Exercise directions: The records that follow need to be output exactly as they are.
__________________________________________________
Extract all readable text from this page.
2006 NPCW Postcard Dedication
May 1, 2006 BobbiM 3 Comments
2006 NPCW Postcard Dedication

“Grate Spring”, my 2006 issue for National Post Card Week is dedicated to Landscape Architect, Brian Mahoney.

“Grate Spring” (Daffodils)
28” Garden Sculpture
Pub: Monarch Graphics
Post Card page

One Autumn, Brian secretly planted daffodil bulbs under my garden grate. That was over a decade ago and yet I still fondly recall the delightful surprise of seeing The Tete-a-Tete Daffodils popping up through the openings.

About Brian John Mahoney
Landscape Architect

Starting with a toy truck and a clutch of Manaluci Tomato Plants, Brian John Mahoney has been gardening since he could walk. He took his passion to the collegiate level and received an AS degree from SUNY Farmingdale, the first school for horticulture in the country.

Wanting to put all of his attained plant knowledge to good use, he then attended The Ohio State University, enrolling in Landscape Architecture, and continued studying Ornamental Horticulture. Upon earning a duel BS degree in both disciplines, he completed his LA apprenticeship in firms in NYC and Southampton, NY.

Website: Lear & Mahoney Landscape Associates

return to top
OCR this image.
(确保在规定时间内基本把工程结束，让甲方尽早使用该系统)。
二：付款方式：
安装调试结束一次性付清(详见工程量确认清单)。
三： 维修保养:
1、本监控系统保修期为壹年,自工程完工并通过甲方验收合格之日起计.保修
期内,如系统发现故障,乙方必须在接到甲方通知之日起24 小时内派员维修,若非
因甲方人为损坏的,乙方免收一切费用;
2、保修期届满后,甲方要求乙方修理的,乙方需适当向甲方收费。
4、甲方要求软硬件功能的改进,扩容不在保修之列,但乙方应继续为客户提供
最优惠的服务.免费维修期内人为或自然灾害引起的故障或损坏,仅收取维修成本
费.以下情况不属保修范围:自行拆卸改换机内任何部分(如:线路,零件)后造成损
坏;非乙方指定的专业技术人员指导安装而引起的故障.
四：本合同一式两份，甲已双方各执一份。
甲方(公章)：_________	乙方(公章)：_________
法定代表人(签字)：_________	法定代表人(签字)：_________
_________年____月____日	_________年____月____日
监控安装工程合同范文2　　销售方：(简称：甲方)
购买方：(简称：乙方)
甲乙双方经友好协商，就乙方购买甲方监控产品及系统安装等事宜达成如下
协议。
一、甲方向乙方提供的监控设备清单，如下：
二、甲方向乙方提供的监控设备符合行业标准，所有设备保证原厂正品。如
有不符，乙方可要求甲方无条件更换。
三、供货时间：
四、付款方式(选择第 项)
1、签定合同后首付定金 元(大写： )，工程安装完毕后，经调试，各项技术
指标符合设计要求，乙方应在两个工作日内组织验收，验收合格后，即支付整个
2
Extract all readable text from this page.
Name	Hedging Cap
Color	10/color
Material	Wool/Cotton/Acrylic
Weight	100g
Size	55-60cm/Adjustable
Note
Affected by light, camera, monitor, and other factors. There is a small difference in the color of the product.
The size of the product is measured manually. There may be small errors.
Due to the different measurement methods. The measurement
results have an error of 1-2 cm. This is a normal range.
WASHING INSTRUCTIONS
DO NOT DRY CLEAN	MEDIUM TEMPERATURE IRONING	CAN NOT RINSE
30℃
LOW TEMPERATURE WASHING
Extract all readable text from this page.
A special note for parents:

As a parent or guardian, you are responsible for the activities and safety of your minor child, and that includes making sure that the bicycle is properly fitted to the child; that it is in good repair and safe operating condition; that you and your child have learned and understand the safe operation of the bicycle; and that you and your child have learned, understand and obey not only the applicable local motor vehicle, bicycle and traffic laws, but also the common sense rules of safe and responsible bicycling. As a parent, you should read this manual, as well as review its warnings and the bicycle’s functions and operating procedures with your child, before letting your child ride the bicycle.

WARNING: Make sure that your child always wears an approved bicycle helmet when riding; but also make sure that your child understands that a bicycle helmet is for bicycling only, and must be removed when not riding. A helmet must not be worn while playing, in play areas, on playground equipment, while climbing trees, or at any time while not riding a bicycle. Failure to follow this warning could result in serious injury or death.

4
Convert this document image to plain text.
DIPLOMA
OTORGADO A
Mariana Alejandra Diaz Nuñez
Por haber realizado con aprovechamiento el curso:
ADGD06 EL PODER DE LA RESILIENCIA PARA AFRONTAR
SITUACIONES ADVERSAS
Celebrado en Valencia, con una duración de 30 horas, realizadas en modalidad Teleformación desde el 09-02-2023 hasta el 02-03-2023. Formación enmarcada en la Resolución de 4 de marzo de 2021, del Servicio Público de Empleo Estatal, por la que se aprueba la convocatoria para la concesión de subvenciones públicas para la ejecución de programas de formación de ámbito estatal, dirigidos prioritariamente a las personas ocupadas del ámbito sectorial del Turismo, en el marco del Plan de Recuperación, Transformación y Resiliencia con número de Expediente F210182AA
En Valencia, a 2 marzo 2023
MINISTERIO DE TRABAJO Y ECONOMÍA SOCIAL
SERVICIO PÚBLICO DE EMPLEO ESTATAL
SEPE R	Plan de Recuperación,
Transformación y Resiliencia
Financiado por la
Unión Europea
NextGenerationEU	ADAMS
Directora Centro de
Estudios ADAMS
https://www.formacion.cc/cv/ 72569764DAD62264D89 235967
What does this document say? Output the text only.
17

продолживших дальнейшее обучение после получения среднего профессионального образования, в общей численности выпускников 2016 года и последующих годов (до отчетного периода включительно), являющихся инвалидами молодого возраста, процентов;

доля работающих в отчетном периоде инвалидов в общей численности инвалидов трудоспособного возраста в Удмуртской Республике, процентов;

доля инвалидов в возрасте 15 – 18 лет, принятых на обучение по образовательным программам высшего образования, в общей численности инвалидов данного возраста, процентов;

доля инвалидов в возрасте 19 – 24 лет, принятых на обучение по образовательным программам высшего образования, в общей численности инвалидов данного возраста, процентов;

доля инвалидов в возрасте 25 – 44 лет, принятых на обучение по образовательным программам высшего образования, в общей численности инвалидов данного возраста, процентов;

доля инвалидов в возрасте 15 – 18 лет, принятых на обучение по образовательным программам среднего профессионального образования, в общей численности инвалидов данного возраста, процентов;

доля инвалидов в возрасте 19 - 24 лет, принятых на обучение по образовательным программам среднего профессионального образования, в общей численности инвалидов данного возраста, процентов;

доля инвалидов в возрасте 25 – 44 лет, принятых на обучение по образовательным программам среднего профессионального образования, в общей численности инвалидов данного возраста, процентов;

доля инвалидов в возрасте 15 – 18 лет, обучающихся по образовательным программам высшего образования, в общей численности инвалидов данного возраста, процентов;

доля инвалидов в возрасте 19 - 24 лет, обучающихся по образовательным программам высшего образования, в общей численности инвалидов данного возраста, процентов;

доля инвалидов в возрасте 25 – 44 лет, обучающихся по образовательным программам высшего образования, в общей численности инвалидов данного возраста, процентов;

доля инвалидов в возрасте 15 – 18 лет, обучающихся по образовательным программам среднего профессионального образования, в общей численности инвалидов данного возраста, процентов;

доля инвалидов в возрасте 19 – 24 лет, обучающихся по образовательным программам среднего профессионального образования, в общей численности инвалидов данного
__________________________________________________
The reply:
Extract all readable text from this page.
2006 NPCW Postcard Dedication
May 1, 2006 BobbiM 3 Comments
2006 NPCW Postcard Dedication

“Grate Spring”, my 2006 issue for National Post Card Week is dedicated to Landscape Architect, Brian Mahoney.

“Grate Spring” (Daffodils)
28” Garden Sculpture
Pub: Monarch Graphics
Post Card page

One Autumn, Brian secretly planted daffodil bulbs under my garden grate. That was over a decade ago and yet I still fondly recall the delightful surprise of seeing The Tete-a-Tete Daffodils popping up through the openings.

About Brian John Mahoney
Landscape Architect

Starting with a toy truck and a clutch of Manaluci Tomato Plants, Brian John Mahoney has been gardening since he could walk. He took his passion to the collegiate level and received an AS degree from SUNY Farmingdale, the first school for horticulture in the country.

Wanting to put all of his attained plant knowledge to good use, he then attended The Ohio State University, enrolling in Landscape Architecture, and continued studying Ornamental Horticulture. Upon earning a duel BS degree in both disciplines, he completed his LA apprenticeship in firms in NYC and Southampton, NY.

Website: Lear & Mahoney Landscape Associates

return to top
OCR this image.
(确保在规定时间内基本把工程结束，让甲方尽早使用该系统)。
二：付款方式：
安装调试结束一次性付清(详见工程量确认清单)。
三： 维修保养:
1、本监控系统保修期为壹年,自工程完工并通过甲方验收合格之日起计.保修
期内,如系统发现故障,乙方必须在接到甲方通知之日起24 小时内派员维修,若非
因甲方人为损坏的,乙方免收一切费用;
2、保修期届满后,甲方要求乙方修理的,乙方需适当向甲方收费。
4、甲方要求软硬件功能的改进,扩容不在保修之列,但乙方应继续为客户提供
最优惠的服务.免费维修期内人为或自然灾害引起的故障或损坏,仅收取维修成本
费.以下情况不属保修范围:自行拆卸改换机内任何部分(如:线路,零件)后造成损
坏;非乙方指定的专业技术人员指导安装而引起的故障.
四：本合同一式两份，甲已双方各执一份。
甲方(公章)：_________	乙方(公章)：_________
法定代表人(签字)：_________	法定代表人(签字)：_________
_________年____月____日	_________年____月____日
监控安装工程合同范文2　　销售方：(简称：甲方)
购买方：(简称：乙方)
甲乙双方经友好协商，就乙方购买甲方监控产品及系统安装等事宜达成如下
协议。
一、甲方向乙方提供的监控设备清单，如下：
二、甲方向乙方提供的监控设备符合行业标准，所有设备保证原厂正品。如
有不符，乙方可要求甲方无条件更换。
三、供货时间：
四、付款方式(选择第 项)
1、签定合同后首付定金 元(大写： )，工程安装完毕后，经调试，各项技术
指标符合设计要求，乙方应在两个工作日内组织验收，验收合格后，即支付整个
2
Extract all readable text from this page.
Name	Hedging Cap
Color	10/color
Material	Wool/Cotton/Acrylic
Weight	100g
Size	55-60cm/Adjustable
Note
Affected by light, camera, monitor, and other factors. There is a small difference in the color of the product.
The size of the product is measured manually. There may be small errors.
Due to the different measurement methods. The measurement
results have an error of 1-2 cm. This is a normal range.
WASHING INSTRUCTIONS
DO NOT DRY CLEAN	MEDIUM TEMPERATURE IRONING	CAN NOT RINSE
30℃
LOW TEMPERATURE WASHING
Extract all readable text from this page.
A special note for parents:

As a parent or guardian, you are responsible for the activities and safety of your minor child, and that includes making sure that the bicycle is properly fitted to the child; that it is in good repair and safe operating condition; that you and your child have learned and understand the safe operation of the bicycle; and that you and your child have learned, understand and obey not only the applicable local motor vehicle, bicycle and traffic laws, but also the common sense rules of safe and responsible bicycling. As a parent, you should read this manual, as well as review its warnings and the bicycle’s functions and operating procedures with your child, before letting your child ride the bicycle.

WARNING: Make sure that your child always wears an approved bicycle helmet when riding; but also make sure that your child understands that a bicycle helmet is for bicycling only, and must be removed when not riding. A helmet must not be worn while playing, in play areas, on playground equipment, while climbing trees, or at any time while not riding a bicycle. Failure to follow this warning could result in serious injury or death.

4
Convert this document image to plain text.
DIPLOMA
OTORGADO A
Mariana Alejandra Diaz Nuñez
Por haber realizado con aprovechamiento el curso:
ADGD06 EL PODER DE LA RESILIENCIA PARA AFRONTAR
SITUACIONES ADVERSAS
Celebrado en Valencia, con una duración de 30 horas, realizadas en modalidad Teleformación desde el 09-02-2023 hasta el 02-03-2023. Formación enmarcada en la Resolución de 4 de marzo de 2021, del Servicio Público de Empleo Estatal, por la que se aprueba la convocatoria para la concesión de subvenciones públicas para la ejecución de programas de formación de ámbito estatal, dirigidos prioritariamente a las personas ocupadas del ámbito sectorial del Turismo, en el marco del Plan de Recuperación, Transformación y Resiliencia con número de Expediente F210182AA
En Valencia, a 2 marzo 2023
MINISTERIO DE TRABAJO Y ECONOMÍA SOCIAL
SERVICIO PÚBLICO DE EMPLEO ESTATAL
SEPE R	Plan de Recuperación,
Transformación y Resiliencia
Financiado por la
Unión Europea
NextGenerationEU	ADAMS
Directora Centro de
Estudios ADAMS
https://www.formacion.cc/cv/ 72569764DAD62264D89 235967
What does this document say? Output the text only.
17

продолживших дальнейшее обучение после получения среднего профессионального образования, в общей численности выпускников 2016 года и последующих годов (до отчетного периода включительно), являющихся инвалидами молодого возраста, процентов;

доля работающих в отчетном периоде инвалидов в общей численности инвалидов трудоспособного возраста в Удмуртской Республике, процентов;

доля инвалидов в возрасте 15 – 18 лет, принятых на обучение по образовательным программам высшего образования, в общей численности инвалидов данного возраста, процентов;

доля инвалидов в возрасте 19 – 24 лет, принятых на обучение по образовательным программам высшего образования, в общей численности инвалидов данного возраста, процентов;

доля инвалидов в возрасте 25 – 44 лет, принятых на обучение по образовательным программам высшего образования, в общей численности инвалидов данного возраста, процентов;

доля инвалидов в возрасте 15 – 18 лет, принятых на обучение по образовательным программам среднего профессионального образования, в общей численности инвалидов данного возраста, процентов;

доля инвалидов в возрасте 19 - 24 лет, принятых на обучение по образовательным программам среднего профессионального образования, в общей численности инвалидов данного возраста, процентов;

доля инвалидов в возрасте 25 – 44 лет, принятых на обучение по образовательным программам среднего профессионального образования, в общей численности инвалидов данного возраста, процентов;

доля инвалидов в возрасте 15 – 18 лет, обучающихся по образовательным программам высшего образования, в общей численности инвалидов данного возраста, процентов;

доля инвалидов в возрасте 19 - 24 лет, обучающихся по образовательным программам высшего образования, в общей численности инвалидов данного возраста, процентов;

доля инвалидов в возрасте 25 – 44 лет, обучающихся по образовательным программам высшего образования, в общей численности инвалидов данного возраста, процентов;

доля инвалидов в возрасте 15 – 18 лет, обучающихся по образовательным программам среднего профессионального образования, в общей численности инвалидов данного возраста, процентов;

доля инвалидов в возрасте 19 – 24 лет, обучающихся по образовательным программам среднего профессионального образования, в общей численности инвалидов данного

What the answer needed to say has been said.